[Items listed in a dataset]
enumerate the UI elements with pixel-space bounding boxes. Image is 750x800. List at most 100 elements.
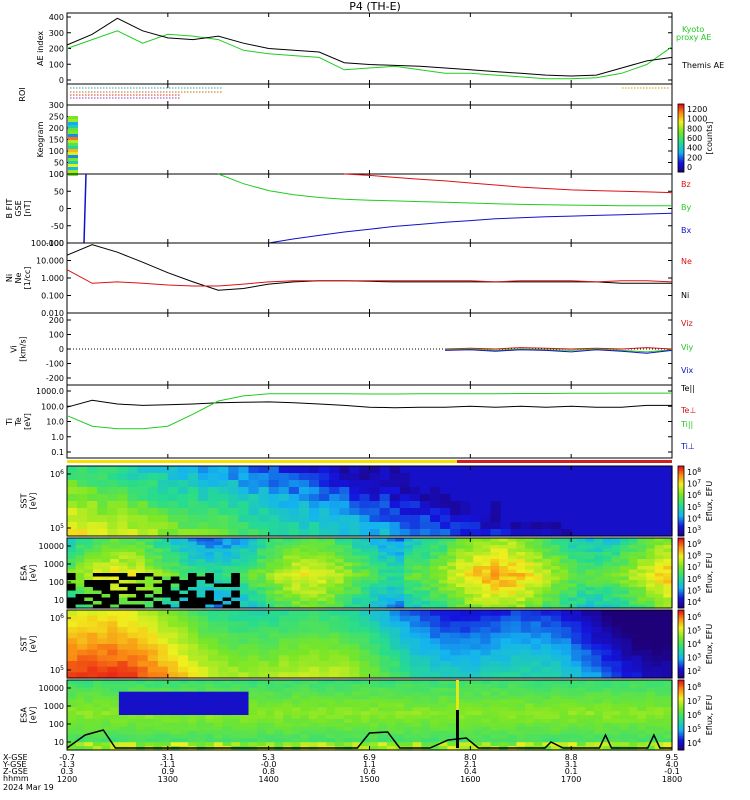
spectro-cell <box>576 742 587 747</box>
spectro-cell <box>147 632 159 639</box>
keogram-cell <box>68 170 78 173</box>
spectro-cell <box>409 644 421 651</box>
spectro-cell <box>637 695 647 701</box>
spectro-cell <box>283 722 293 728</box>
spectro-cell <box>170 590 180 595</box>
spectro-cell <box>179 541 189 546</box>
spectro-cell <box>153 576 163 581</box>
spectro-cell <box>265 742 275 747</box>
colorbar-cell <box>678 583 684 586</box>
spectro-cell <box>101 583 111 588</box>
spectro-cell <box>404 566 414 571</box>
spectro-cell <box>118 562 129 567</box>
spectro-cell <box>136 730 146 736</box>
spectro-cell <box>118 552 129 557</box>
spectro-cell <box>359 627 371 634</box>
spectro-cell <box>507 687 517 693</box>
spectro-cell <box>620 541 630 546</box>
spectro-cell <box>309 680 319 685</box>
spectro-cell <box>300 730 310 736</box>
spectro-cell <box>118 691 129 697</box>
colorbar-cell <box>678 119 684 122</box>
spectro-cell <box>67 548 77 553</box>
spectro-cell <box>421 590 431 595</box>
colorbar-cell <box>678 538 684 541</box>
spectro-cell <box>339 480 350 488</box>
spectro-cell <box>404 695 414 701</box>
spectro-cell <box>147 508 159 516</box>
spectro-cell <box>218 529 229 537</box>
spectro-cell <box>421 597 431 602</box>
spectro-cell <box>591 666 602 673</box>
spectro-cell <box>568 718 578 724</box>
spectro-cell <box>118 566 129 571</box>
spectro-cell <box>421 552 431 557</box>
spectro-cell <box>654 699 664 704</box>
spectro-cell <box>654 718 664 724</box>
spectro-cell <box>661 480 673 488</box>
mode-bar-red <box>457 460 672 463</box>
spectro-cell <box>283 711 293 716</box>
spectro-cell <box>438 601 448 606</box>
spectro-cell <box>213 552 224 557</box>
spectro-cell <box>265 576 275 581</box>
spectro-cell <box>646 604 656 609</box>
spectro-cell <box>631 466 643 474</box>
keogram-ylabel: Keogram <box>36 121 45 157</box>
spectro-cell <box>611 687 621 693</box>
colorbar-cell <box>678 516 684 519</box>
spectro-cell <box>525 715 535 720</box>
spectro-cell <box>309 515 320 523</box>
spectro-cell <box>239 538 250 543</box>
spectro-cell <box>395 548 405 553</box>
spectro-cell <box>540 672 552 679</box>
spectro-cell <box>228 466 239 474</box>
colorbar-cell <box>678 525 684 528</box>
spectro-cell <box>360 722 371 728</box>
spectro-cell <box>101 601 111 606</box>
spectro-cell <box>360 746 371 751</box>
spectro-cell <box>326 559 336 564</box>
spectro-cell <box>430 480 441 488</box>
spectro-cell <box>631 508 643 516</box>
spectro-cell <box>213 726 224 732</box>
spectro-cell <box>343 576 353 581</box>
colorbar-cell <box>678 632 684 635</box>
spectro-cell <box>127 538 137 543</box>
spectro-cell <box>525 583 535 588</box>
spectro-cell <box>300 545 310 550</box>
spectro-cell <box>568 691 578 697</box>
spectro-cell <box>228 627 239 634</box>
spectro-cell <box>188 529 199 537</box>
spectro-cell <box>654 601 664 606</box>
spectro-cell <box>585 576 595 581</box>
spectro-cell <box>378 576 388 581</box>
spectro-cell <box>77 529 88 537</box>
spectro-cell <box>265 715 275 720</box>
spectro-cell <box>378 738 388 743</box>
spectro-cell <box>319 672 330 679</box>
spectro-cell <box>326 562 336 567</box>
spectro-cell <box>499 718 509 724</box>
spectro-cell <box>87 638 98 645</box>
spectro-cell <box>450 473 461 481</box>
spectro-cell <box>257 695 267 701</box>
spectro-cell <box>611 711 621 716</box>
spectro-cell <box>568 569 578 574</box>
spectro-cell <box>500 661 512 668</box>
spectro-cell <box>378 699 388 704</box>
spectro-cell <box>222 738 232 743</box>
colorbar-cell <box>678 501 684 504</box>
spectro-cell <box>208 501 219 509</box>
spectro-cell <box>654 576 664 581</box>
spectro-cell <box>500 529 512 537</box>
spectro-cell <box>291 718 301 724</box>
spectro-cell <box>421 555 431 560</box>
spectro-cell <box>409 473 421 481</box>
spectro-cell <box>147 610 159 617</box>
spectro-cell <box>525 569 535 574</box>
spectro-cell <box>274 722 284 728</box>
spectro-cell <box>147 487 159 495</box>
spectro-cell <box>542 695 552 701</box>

* * *

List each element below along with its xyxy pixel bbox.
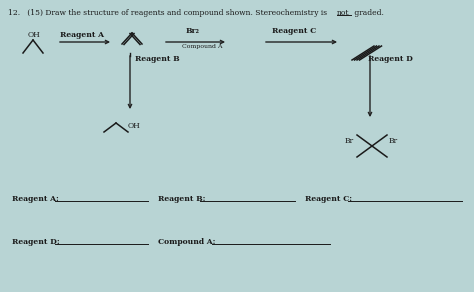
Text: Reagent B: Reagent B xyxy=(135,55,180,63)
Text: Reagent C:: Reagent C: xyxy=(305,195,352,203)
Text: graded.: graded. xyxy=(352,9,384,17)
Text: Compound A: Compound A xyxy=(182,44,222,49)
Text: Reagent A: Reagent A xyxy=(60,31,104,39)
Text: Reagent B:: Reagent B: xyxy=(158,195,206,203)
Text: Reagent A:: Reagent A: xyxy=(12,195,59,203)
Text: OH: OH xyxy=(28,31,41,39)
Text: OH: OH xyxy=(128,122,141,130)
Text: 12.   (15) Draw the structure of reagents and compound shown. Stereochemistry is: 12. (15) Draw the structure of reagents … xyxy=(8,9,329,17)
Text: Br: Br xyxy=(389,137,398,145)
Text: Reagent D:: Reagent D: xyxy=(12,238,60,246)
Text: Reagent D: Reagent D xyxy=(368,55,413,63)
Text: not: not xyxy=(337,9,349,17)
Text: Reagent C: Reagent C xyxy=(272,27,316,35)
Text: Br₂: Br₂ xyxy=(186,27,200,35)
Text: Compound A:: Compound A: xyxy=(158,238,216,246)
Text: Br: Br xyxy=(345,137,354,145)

> [EXERCISE TASK]: In the records, change "keogram-cell" to "keogram-tile" on every line from the one with "spectro-cell <box>576 742 587 747</box>" up to and including the one with "spectro-cell <box>136 730 146 736</box>". Reproduce only those lines, with nothing else altered.

> [RESPONSE TO THE TASK]:
spectro-cell <box>576 742 587 747</box>
spectro-cell <box>147 632 159 639</box>
keogram-tile <box>68 170 78 173</box>
spectro-cell <box>409 644 421 651</box>
spectro-cell <box>637 695 647 701</box>
spectro-cell <box>283 722 293 728</box>
spectro-cell <box>170 590 180 595</box>
spectro-cell <box>179 541 189 546</box>
spectro-cell <box>153 576 163 581</box>
spectro-cell <box>265 742 275 747</box>
colorbar-cell <box>678 583 684 586</box>
spectro-cell <box>101 583 111 588</box>
spectro-cell <box>404 566 414 571</box>
spectro-cell <box>118 562 129 567</box>
spectro-cell <box>136 730 146 736</box>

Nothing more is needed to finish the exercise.